═════ DATA FOR THIS TASK ═════
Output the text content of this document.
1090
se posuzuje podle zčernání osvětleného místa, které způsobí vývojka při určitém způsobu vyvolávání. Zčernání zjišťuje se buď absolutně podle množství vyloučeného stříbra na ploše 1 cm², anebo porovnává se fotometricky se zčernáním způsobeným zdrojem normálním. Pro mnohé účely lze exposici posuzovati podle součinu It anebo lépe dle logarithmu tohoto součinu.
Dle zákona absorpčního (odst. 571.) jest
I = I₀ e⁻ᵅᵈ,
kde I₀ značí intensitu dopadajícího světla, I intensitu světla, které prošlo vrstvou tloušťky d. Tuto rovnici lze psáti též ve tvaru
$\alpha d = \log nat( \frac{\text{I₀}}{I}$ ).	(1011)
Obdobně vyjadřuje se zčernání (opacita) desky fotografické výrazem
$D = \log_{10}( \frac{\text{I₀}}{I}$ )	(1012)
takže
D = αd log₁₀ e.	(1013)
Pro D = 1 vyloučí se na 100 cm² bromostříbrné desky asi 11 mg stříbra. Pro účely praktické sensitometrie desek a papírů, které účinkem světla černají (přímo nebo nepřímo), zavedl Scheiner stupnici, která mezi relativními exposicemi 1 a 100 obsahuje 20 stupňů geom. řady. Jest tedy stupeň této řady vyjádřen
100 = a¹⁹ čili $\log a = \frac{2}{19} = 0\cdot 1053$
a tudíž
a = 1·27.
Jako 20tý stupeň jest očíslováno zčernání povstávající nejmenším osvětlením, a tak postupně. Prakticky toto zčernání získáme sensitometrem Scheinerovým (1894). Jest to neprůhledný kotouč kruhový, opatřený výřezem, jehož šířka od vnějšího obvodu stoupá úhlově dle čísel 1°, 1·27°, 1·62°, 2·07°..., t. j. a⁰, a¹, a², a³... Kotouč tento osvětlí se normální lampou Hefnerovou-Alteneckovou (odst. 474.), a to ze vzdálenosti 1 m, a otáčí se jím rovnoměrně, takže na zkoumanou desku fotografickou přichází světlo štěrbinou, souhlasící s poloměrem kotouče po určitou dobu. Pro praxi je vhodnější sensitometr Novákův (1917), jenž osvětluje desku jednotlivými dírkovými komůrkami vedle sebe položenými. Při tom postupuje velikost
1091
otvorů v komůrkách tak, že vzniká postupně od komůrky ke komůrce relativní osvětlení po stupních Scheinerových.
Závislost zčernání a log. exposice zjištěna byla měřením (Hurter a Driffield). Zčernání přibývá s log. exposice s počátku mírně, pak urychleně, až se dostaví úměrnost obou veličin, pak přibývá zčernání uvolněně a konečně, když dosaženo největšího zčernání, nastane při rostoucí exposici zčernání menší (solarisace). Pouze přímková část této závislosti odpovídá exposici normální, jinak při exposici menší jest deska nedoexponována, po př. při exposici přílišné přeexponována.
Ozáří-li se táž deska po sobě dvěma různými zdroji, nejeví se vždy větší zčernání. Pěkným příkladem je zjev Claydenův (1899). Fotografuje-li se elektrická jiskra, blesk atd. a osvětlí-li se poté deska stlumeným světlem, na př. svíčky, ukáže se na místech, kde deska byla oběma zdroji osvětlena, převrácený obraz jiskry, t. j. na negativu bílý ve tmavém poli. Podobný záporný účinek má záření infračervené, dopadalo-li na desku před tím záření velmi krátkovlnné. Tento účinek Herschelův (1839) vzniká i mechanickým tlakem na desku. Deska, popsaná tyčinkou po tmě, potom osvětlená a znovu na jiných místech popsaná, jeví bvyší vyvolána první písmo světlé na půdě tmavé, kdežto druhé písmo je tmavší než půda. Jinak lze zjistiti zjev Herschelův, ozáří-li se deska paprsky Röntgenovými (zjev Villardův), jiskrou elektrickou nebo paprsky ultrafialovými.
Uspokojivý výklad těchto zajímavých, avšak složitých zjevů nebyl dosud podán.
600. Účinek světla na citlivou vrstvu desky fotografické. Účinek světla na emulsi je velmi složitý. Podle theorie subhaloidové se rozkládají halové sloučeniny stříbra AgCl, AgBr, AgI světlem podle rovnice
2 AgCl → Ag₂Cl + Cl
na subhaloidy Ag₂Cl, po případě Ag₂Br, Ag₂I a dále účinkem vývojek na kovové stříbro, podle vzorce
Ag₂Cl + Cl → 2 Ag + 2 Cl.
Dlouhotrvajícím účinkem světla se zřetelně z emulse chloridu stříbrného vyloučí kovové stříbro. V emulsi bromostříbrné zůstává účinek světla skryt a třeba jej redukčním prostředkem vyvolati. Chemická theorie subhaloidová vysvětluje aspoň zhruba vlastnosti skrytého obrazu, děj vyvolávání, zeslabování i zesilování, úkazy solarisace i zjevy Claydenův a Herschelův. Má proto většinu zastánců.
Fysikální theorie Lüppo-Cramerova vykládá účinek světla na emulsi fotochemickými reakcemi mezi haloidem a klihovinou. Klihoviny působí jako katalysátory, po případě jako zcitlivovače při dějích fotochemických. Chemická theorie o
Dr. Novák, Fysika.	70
═════
EXERCISE GOAL: Take the entries above and transcribe them exactly.

ANSWER FOR THE TASK:
Output the text content of this document.
1090
se posuzuje podle zčernání osvětleného místa, které způsobí vývojka při určitém způsobu vyvolávání. Zčernání zjišťuje se buď absolutně podle množství vyloučeného stříbra na ploše 1 cm², anebo porovnává se fotometricky se zčernáním způsobeným zdrojem normálním. Pro mnohé účely lze exposici posuzovati podle součinu It anebo lépe dle logarithmu tohoto součinu.
Dle zákona absorpčního (odst. 571.) jest
I = I₀ e⁻ᵅᵈ,
kde I₀ značí intensitu dopadajícího světla, I intensitu světla, které prošlo vrstvou tloušťky d. Tuto rovnici lze psáti též ve tvaru
$\alpha d = \log nat( \frac{\text{I₀}}{I}$ ).	(1011)
Obdobně vyjadřuje se zčernání (opacita) desky fotografické výrazem
$D = \log_{10}( \frac{\text{I₀}}{I}$ )	(1012)
takže
D = αd log₁₀ e.	(1013)
Pro D = 1 vyloučí se na 100 cm² bromostříbrné desky asi 11 mg stříbra. Pro účely praktické sensitometrie desek a papírů, které účinkem světla černají (přímo nebo nepřímo), zavedl Scheiner stupnici, která mezi relativními exposicemi 1 a 100 obsahuje 20 stupňů geom. řady. Jest tedy stupeň této řady vyjádřen
100 = a¹⁹ čili $\log a = \frac{2}{19} = 0\cdot 1053$
a tudíž
a = 1·27.
Jako 20tý stupeň jest očíslováno zčernání povstávající nejmenším osvětlením, a tak postupně. Prakticky toto zčernání získáme sensitometrem Scheinerovým (1894). Jest to neprůhledný kotouč kruhový, opatřený výřezem, jehož šířka od vnějšího obvodu stoupá úhlově dle čísel 1°, 1·27°, 1·62°, 2·07°..., t. j. a⁰, a¹, a², a³... Kotouč tento osvětlí se normální lampou Hefnerovou-Alteneckovou (odst. 474.), a to ze vzdálenosti 1 m, a otáčí se jím rovnoměrně, takže na zkoumanou desku fotografickou přichází světlo štěrbinou, souhlasící s poloměrem kotouče po určitou dobu. Pro praxi je vhodnější sensitometr Novákův (1917), jenž osvětluje desku jednotlivými dírkovými komůrkami vedle sebe položenými. Při tom postupuje velikost
1091
otvorů v komůrkách tak, že vzniká postupně od komůrky ke komůrce relativní osvětlení po stupních Scheinerových.
Závislost zčernání a log. exposice zjištěna byla měřením (Hurter a Driffield). Zčernání přibývá s log. exposice s počátku mírně, pak urychleně, až se dostaví úměrnost obou veličin, pak přibývá zčernání uvolněně a konečně, když dosaženo největšího zčernání, nastane při rostoucí exposici zčernání menší (solarisace). Pouze přímková část této závislosti odpovídá exposici normální, jinak při exposici menší jest deska nedoexponována, po př. při exposici přílišné přeexponována.
Ozáří-li se táž deska po sobě dvěma různými zdroji, nejeví se vždy větší zčernání. Pěkným příkladem je zjev Claydenův (1899). Fotografuje-li se elektrická jiskra, blesk atd. a osvětlí-li se poté deska stlumeným světlem, na př. svíčky, ukáže se na místech, kde deska byla oběma zdroji osvětlena, převrácený obraz jiskry, t. j. na negativu bílý ve tmavém poli. Podobný záporný účinek má záření infračervené, dopadalo-li na desku před tím záření velmi krátkovlnné. Tento účinek Herschelův (1839) vzniká i mechanickým tlakem na desku. Deska, popsaná tyčinkou po tmě, potom osvětlená a znovu na jiných místech popsaná, jeví bvyší vyvolána první písmo světlé na půdě tmavé, kdežto druhé písmo je tmavší než půda. Jinak lze zjistiti zjev Herschelův, ozáří-li se deska paprsky Röntgenovými (zjev Villardův), jiskrou elektrickou nebo paprsky ultrafialovými.
Uspokojivý výklad těchto zajímavých, avšak složitých zjevů nebyl dosud podán.
600. Účinek světla na citlivou vrstvu desky fotografické. Účinek světla na emulsi je velmi složitý. Podle theorie subhaloidové se rozkládají halové sloučeniny stříbra AgCl, AgBr, AgI světlem podle rovnice
2 AgCl → Ag₂Cl + Cl
na subhaloidy Ag₂Cl, po případě Ag₂Br, Ag₂I a dále účinkem vývojek na kovové stříbro, podle vzorce
Ag₂Cl + Cl → 2 Ag + 2 Cl.
Dlouhotrvajícím účinkem světla se zřetelně z emulse chloridu stříbrného vyloučí kovové stříbro. V emulsi bromostříbrné zůstává účinek světla skryt a třeba jej redukčním prostředkem vyvolati. Chemická theorie subhaloidová vysvětluje aspoň zhruba vlastnosti skrytého obrazu, děj vyvolávání, zeslabování i zesilování, úkazy solarisace i zjevy Claydenův a Herschelův. Má proto většinu zastánců.
Fysikální theorie Lüppo-Cramerova vykládá účinek světla na emulsi fotochemickými reakcemi mezi haloidem a klihovinou. Klihoviny působí jako katalysátory, po případě jako zcitlivovače při dějích fotochemických. Chemická theorie o
Dr. Novák, Fysika.	70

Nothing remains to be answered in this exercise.